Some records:
------------------------------------
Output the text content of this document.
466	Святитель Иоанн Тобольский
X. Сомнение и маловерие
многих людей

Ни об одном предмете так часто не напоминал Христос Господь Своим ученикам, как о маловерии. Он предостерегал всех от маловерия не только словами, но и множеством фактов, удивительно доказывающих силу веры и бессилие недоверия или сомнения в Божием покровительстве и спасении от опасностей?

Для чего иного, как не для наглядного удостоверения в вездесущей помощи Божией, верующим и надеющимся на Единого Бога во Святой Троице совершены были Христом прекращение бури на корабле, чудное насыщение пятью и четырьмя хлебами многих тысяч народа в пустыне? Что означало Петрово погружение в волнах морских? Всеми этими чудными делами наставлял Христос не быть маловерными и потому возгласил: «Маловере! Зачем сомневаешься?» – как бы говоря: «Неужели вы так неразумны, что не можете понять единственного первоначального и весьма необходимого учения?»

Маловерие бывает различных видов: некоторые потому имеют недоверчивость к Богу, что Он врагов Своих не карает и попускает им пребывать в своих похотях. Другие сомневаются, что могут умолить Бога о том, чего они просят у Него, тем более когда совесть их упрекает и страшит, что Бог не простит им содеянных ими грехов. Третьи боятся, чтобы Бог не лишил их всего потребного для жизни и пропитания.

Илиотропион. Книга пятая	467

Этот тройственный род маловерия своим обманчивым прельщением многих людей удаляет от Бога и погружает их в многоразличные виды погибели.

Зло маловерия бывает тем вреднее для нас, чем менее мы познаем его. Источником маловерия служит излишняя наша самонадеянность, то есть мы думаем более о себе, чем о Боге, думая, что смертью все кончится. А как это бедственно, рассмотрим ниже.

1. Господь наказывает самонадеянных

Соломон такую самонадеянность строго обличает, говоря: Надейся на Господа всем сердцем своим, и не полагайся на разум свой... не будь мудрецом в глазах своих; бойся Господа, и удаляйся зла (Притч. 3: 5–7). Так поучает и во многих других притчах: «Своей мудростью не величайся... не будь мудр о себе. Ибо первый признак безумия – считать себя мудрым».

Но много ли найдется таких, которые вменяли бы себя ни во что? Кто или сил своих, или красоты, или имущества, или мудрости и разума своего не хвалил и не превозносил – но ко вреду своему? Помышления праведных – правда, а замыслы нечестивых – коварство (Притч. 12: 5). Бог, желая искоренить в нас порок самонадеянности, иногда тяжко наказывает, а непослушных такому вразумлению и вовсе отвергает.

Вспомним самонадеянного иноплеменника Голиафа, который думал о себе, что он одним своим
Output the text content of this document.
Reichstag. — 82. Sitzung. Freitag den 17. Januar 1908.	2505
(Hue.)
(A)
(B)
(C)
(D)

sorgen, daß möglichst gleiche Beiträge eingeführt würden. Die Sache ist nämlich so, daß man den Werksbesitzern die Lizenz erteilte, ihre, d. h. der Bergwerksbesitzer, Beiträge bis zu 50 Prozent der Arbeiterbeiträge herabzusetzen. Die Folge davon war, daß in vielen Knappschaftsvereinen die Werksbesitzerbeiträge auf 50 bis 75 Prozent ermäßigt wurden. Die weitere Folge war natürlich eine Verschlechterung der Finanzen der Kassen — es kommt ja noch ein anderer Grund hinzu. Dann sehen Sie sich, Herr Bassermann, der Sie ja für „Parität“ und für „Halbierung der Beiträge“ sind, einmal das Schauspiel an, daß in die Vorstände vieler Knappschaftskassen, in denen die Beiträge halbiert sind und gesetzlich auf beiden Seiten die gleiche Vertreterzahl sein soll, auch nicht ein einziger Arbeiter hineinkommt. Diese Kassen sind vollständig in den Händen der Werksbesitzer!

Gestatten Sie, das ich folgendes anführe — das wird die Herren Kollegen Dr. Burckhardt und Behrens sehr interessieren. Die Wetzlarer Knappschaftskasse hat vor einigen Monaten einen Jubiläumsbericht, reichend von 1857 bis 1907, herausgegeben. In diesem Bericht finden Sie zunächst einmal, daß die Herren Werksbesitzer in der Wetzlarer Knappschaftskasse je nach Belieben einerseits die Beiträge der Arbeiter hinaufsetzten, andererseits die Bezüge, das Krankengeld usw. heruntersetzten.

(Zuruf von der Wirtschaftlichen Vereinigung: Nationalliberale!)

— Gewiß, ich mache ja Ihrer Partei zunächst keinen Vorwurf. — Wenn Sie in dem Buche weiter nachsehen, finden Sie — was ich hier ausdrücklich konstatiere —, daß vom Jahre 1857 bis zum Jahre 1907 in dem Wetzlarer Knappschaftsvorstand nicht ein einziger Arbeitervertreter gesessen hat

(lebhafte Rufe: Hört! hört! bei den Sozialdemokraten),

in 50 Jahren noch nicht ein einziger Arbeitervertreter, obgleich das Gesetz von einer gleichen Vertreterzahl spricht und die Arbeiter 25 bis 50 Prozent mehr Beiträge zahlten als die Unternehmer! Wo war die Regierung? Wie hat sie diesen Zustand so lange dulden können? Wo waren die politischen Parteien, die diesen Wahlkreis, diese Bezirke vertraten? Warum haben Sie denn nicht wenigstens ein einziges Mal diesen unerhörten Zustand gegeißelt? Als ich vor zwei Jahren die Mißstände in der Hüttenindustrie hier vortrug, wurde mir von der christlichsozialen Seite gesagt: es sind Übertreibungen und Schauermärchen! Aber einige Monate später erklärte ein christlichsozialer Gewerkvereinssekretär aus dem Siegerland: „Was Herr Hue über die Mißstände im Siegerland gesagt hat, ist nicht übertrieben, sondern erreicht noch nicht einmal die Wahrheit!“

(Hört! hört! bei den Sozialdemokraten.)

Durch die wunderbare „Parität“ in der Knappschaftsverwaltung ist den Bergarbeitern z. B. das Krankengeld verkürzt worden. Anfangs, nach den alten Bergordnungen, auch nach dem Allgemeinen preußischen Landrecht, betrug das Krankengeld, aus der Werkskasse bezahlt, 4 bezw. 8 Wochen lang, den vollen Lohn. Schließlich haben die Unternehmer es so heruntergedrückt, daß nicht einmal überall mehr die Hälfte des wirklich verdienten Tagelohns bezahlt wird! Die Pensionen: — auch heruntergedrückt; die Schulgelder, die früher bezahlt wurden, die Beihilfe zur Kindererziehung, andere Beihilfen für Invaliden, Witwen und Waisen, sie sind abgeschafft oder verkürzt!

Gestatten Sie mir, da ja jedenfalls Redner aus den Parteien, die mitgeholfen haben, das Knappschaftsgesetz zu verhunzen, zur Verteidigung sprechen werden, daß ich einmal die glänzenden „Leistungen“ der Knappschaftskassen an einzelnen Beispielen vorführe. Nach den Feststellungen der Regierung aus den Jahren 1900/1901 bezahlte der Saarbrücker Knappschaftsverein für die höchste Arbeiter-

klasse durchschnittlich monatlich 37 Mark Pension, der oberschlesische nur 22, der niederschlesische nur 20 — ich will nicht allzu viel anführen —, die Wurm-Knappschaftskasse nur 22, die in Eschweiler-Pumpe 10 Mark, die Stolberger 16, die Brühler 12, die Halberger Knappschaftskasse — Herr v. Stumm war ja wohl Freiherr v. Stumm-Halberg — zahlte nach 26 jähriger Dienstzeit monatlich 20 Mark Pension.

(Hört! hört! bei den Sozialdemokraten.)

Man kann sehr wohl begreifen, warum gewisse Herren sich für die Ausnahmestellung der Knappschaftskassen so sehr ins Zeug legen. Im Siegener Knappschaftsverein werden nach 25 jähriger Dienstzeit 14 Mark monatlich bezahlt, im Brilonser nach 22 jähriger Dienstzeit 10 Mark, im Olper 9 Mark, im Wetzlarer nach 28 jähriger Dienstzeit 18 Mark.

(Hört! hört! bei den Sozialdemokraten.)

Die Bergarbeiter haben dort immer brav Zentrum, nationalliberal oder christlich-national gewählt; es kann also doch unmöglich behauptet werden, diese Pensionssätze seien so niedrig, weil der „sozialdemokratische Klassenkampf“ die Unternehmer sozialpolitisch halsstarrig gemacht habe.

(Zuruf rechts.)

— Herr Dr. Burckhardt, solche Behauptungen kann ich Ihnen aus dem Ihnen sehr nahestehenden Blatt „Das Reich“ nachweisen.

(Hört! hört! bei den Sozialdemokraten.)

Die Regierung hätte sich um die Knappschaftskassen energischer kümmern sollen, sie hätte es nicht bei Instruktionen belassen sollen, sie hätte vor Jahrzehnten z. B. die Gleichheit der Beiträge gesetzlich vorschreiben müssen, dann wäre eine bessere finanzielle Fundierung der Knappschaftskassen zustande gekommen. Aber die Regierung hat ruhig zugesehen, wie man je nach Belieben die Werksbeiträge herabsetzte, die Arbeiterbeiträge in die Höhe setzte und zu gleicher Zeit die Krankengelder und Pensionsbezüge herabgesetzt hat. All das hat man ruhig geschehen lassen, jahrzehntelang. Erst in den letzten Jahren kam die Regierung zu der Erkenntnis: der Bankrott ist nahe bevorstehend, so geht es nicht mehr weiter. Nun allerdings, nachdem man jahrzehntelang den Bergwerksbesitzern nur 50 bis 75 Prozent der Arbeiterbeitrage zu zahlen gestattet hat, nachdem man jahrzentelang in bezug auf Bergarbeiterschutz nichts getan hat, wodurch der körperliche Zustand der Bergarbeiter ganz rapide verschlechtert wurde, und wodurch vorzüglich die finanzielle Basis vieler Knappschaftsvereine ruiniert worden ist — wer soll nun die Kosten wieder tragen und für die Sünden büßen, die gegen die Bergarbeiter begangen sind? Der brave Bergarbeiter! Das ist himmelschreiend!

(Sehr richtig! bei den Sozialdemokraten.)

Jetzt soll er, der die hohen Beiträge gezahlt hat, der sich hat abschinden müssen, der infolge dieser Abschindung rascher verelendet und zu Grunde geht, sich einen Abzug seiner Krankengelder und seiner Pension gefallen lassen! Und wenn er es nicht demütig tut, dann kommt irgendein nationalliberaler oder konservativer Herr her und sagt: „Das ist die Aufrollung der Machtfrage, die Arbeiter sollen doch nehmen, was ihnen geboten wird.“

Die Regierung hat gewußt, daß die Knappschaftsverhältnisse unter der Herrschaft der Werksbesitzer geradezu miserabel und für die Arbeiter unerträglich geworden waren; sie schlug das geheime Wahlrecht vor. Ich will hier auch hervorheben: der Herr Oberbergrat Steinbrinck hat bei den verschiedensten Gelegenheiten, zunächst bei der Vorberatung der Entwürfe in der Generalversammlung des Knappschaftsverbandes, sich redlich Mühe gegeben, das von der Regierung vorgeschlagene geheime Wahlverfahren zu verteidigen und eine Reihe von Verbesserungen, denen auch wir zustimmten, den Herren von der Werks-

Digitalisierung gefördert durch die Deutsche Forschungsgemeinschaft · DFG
------------------------------------
Task objective — Find every line in the records that has the string "потому", then state how many there are and nothing else.

Result for this task — 2